> _Stated exercise_
Identify, in the records below, every line where the string "hypotheses" appears, and copy each such line.

> _Task input_
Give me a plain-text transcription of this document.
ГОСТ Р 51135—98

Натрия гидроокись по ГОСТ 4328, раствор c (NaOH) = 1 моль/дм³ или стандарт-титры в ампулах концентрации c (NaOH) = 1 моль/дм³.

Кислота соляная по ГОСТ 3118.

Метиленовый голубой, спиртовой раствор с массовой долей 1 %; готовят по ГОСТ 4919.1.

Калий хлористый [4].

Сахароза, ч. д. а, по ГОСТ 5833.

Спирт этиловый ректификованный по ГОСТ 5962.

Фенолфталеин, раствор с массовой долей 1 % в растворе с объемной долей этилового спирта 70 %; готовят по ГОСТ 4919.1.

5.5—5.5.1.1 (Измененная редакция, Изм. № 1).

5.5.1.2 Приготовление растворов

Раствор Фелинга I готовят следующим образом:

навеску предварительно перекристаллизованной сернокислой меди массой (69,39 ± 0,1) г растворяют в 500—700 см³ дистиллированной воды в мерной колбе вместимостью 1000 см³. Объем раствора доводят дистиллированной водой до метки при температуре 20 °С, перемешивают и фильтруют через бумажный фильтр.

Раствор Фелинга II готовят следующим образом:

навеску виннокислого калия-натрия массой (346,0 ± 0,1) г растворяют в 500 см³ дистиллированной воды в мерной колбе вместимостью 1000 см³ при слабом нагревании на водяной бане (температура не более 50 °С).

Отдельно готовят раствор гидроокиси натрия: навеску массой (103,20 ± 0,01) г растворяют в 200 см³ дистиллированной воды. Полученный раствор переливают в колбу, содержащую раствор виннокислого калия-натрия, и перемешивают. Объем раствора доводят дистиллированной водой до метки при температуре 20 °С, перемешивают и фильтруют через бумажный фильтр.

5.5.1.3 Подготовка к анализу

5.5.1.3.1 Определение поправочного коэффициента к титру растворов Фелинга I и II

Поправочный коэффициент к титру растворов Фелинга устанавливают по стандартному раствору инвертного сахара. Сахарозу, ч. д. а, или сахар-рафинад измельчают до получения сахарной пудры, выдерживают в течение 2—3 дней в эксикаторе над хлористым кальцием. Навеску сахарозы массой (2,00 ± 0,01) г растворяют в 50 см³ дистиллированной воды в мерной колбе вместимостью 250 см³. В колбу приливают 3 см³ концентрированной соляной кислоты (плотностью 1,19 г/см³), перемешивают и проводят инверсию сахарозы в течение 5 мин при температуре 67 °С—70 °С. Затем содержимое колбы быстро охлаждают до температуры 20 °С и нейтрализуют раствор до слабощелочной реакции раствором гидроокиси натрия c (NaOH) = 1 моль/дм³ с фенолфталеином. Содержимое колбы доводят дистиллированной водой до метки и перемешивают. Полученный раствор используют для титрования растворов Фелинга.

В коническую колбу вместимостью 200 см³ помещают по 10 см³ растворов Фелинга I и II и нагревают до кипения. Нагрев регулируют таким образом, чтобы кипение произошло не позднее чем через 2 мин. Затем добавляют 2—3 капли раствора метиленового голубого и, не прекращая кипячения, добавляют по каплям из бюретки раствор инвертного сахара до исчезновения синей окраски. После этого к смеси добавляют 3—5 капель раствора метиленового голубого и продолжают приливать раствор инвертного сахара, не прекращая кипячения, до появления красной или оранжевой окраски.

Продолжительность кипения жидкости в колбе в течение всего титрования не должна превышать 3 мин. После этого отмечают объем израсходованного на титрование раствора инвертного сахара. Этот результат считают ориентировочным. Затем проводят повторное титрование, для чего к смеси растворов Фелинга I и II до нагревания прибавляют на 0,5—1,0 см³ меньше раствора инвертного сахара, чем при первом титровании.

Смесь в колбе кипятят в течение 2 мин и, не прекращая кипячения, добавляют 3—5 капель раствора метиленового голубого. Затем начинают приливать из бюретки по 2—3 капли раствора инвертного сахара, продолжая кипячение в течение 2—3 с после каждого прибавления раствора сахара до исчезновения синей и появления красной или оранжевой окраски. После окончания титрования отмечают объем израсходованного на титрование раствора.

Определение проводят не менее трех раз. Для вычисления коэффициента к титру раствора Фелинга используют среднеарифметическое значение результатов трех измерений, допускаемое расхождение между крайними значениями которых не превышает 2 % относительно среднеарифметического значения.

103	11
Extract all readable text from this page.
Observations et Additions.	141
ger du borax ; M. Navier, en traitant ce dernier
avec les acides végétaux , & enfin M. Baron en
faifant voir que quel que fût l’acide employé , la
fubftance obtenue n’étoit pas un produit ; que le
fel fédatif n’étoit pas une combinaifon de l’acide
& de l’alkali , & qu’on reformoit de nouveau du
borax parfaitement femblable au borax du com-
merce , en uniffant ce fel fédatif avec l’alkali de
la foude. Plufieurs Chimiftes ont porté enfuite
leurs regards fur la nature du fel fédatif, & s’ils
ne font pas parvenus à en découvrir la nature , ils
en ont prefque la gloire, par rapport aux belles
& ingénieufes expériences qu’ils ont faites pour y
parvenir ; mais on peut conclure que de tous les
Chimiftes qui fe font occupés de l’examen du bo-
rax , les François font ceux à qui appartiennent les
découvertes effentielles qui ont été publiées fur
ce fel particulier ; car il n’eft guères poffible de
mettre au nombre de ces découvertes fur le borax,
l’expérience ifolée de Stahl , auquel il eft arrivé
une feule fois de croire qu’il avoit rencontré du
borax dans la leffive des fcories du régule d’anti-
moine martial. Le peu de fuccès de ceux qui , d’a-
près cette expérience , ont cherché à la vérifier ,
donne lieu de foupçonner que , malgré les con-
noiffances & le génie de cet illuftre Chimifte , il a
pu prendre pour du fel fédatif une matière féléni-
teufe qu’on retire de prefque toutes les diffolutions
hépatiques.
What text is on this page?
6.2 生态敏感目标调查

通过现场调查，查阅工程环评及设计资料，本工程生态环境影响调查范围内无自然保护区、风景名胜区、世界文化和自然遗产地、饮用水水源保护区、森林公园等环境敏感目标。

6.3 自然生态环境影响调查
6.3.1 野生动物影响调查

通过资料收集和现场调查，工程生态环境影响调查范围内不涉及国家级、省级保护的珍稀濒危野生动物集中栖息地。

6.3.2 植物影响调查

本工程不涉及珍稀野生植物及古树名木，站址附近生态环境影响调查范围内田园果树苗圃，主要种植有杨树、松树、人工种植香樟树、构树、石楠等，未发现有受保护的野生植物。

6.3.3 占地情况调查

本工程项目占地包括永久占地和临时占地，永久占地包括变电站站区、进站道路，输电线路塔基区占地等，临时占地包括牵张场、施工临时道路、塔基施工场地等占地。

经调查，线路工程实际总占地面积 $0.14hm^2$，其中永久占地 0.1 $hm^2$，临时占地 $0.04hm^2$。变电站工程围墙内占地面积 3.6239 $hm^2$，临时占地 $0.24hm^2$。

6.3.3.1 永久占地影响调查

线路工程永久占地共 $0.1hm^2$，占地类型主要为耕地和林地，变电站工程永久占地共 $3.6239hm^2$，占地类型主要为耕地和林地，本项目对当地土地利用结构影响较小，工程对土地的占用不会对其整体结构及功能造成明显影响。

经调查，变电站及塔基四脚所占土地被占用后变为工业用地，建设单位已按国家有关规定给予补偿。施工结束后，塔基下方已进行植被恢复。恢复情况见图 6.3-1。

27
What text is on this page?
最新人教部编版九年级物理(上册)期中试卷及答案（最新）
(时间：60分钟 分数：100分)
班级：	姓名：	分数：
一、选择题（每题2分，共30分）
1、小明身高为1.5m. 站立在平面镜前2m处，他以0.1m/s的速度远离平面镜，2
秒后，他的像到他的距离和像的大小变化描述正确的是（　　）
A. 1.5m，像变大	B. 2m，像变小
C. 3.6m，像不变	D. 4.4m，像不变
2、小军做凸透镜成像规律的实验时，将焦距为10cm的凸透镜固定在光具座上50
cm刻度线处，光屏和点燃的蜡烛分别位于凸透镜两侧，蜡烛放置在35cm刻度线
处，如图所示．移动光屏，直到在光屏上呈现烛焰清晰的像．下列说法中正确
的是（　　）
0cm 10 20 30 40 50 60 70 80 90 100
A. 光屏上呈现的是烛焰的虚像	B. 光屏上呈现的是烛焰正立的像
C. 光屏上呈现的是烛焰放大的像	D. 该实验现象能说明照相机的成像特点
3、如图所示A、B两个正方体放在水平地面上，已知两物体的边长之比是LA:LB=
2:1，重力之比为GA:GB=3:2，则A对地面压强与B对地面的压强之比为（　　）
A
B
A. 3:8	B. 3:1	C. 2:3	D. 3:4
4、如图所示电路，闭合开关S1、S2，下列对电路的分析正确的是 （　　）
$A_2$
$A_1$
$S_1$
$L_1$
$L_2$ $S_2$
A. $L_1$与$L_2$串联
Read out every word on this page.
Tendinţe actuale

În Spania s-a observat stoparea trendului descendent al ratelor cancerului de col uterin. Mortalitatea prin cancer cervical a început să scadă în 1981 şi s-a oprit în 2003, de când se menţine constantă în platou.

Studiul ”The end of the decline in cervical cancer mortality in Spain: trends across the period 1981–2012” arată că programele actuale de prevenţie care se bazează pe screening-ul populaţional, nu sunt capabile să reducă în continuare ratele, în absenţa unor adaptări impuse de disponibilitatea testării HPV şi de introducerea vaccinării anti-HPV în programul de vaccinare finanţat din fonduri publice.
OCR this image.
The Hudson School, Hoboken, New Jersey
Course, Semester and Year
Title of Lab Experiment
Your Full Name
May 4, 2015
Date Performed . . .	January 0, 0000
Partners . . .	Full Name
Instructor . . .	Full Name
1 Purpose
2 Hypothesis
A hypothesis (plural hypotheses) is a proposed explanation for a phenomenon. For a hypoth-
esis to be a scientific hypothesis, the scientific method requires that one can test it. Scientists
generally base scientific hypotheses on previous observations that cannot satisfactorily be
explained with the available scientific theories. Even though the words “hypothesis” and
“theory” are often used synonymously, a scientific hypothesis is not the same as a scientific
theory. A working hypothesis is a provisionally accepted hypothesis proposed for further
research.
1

> _Task answer_
A hypothesis (plural hypotheses) is a proposed explanation for a phenomenon. For a hypoth-
generally base scientific hypotheses on previous observations that cannot satisfactorily be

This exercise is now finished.